> [Entries supplied]:
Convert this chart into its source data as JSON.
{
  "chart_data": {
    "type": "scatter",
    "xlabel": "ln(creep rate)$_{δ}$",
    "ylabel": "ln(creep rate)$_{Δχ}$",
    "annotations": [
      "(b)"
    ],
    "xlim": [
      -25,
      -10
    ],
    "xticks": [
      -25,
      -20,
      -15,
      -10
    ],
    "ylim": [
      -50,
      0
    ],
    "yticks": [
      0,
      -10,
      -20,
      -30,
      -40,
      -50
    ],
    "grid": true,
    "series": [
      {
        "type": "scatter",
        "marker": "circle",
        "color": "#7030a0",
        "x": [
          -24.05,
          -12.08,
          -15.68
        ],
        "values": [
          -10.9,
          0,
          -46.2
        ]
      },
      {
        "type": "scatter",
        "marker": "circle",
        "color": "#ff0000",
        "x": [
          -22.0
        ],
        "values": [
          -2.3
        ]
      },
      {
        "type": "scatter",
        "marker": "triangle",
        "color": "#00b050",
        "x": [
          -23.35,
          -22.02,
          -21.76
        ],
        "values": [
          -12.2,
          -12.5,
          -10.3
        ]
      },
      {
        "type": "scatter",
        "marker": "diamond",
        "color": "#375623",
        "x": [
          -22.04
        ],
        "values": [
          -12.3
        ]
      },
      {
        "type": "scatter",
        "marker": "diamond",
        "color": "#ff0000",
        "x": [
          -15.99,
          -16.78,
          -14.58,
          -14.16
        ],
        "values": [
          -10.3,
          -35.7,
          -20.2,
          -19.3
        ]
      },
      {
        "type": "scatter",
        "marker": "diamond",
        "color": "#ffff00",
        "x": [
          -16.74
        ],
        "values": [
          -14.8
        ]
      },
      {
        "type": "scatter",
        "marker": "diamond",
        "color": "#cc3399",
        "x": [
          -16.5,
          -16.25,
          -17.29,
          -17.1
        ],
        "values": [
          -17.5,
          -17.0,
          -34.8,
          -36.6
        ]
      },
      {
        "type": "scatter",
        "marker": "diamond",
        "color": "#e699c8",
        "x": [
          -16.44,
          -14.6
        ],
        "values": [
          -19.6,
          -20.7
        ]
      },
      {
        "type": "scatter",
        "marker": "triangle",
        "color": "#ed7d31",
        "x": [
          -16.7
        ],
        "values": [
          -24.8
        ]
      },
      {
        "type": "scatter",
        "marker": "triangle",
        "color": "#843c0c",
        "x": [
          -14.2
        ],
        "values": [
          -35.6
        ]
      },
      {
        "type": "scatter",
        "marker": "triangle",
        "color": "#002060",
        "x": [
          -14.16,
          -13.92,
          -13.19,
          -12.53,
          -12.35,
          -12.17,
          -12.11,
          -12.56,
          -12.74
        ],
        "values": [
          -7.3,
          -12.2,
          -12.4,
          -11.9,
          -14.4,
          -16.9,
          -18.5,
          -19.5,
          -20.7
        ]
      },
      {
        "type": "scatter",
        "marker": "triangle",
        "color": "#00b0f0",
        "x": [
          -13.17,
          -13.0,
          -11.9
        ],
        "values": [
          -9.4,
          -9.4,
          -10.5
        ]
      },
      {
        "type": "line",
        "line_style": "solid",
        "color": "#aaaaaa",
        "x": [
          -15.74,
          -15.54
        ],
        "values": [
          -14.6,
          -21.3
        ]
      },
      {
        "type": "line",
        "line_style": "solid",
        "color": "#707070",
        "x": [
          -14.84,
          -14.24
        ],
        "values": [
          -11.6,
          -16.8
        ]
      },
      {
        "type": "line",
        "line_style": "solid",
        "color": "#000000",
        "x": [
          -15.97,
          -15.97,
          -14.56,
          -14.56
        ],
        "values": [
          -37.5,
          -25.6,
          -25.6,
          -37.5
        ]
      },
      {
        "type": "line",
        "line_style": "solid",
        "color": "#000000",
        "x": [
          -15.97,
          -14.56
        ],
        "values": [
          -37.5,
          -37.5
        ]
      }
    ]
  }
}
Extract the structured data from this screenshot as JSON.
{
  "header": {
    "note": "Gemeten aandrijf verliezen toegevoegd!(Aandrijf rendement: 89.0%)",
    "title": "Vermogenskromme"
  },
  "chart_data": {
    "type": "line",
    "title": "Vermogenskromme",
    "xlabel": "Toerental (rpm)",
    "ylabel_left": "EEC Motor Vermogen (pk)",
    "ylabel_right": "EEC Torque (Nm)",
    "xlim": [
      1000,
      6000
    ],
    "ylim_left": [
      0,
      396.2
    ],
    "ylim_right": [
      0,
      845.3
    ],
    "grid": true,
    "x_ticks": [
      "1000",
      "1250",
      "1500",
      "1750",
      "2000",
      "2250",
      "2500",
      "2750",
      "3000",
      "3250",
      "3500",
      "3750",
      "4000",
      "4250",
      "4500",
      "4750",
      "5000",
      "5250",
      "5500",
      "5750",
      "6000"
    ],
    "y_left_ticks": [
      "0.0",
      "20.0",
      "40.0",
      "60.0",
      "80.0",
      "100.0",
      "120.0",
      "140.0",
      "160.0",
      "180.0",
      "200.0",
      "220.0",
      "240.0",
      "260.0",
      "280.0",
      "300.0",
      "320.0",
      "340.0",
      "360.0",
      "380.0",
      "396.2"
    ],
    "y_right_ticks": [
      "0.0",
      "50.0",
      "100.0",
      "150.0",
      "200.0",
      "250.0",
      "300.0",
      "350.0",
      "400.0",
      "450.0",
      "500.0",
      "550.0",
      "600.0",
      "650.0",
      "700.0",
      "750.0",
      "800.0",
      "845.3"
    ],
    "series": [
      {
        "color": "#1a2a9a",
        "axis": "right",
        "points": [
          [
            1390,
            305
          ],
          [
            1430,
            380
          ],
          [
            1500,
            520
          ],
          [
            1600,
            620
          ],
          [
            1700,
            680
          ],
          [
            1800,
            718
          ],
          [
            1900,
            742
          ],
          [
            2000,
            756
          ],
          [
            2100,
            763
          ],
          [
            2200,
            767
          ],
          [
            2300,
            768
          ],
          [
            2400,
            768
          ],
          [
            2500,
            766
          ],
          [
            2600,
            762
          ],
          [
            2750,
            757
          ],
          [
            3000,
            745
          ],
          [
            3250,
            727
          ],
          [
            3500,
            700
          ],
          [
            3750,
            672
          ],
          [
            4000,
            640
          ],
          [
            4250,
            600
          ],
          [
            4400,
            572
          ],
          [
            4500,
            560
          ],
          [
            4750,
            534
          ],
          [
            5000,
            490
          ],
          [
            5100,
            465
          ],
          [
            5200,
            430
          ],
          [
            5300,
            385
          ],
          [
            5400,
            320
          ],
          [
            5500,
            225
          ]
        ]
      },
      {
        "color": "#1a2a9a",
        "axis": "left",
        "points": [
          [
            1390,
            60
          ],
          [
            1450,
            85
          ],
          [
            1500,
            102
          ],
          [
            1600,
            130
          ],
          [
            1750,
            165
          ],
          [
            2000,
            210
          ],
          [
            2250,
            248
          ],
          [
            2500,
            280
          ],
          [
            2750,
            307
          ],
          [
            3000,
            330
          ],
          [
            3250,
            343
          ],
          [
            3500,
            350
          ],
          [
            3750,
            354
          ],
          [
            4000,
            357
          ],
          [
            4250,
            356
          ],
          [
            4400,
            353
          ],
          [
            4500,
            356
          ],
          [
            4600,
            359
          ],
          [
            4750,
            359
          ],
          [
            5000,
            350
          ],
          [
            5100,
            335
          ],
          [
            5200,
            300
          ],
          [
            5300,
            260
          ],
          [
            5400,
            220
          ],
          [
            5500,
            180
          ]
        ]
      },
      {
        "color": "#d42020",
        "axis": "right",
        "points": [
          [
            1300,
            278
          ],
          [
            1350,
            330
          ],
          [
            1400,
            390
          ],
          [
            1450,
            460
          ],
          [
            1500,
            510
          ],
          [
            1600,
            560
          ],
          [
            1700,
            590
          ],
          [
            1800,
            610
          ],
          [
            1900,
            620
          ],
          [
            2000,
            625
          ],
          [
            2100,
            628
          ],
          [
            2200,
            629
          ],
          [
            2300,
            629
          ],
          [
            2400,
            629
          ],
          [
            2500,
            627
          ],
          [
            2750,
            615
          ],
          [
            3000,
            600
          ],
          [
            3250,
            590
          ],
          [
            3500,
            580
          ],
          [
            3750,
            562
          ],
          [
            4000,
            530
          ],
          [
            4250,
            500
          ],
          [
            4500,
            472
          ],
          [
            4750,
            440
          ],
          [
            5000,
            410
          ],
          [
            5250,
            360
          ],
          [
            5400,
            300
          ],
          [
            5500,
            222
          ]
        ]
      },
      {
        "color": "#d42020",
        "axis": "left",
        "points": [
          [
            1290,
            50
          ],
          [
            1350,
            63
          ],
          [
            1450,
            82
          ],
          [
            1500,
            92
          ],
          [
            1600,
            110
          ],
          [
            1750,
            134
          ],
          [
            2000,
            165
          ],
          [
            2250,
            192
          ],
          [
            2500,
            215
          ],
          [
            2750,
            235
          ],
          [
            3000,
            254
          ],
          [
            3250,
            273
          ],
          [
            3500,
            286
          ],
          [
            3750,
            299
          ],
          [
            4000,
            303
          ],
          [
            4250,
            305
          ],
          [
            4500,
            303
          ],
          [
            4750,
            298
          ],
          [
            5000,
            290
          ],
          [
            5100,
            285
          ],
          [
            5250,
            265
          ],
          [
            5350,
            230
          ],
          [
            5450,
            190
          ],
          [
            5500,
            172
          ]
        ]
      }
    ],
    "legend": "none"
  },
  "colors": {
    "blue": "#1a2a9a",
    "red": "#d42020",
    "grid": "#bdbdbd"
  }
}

> [Exercise instructions]:
Go through the listing above and return every line where the word "Vermogenskromme" occurs.

> [Exercise solution]:
    "title": "Vermogenskromme"
    "title": "Vermogenskromme",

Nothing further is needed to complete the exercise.